Data shown

^^^^

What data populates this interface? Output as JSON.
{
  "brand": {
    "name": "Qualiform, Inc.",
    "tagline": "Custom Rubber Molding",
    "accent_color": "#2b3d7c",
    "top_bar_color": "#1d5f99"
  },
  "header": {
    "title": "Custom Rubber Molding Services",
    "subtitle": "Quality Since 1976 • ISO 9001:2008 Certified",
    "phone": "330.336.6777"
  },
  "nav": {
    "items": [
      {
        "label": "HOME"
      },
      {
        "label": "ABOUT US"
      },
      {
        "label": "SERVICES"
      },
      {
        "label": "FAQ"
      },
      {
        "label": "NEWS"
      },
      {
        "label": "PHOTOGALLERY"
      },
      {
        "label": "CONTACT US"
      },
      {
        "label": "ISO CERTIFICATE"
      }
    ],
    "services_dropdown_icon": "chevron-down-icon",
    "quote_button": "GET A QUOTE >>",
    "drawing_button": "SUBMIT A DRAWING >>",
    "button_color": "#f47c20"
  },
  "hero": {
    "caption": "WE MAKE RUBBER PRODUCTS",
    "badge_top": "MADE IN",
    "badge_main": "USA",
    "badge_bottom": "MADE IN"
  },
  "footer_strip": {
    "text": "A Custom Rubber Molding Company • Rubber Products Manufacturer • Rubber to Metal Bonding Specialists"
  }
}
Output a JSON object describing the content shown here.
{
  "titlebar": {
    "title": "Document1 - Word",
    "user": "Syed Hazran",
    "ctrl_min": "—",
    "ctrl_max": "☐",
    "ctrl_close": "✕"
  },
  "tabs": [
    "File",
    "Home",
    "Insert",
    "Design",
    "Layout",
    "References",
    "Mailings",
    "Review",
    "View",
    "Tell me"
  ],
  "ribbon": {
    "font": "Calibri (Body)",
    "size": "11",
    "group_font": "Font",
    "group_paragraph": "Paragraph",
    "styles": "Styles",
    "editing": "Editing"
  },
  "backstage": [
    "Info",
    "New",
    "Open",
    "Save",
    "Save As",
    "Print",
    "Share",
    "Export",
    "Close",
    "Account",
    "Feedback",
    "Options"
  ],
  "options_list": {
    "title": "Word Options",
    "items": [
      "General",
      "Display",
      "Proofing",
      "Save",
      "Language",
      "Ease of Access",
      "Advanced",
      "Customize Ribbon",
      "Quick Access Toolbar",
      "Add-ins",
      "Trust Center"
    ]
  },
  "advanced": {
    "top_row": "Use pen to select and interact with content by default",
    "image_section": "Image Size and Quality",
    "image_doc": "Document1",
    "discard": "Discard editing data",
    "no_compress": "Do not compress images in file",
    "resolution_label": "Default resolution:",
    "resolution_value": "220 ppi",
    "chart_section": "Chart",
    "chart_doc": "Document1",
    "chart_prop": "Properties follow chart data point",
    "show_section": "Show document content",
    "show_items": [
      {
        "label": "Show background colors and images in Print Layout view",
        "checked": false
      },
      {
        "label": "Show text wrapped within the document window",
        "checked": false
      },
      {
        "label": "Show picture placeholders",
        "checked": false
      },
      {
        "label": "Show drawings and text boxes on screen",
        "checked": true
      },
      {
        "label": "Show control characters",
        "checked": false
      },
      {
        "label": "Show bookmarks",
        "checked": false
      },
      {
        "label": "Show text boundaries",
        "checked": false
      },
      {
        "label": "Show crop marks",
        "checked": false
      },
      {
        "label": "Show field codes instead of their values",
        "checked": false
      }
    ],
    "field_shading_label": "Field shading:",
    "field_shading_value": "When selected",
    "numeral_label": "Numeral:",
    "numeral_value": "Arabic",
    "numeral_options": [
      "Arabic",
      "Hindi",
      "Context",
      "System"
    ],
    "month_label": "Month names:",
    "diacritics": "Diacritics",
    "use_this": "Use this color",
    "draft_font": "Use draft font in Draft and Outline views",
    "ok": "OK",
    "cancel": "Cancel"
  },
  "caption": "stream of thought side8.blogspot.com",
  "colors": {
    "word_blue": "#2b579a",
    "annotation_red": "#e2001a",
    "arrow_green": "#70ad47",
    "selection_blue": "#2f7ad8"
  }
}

^^^^

Stated exercise
Go through the material and select each line with the string "Access" in it.

Solution to the problem
      "Ease of Access",
      "Quick Access Toolbar",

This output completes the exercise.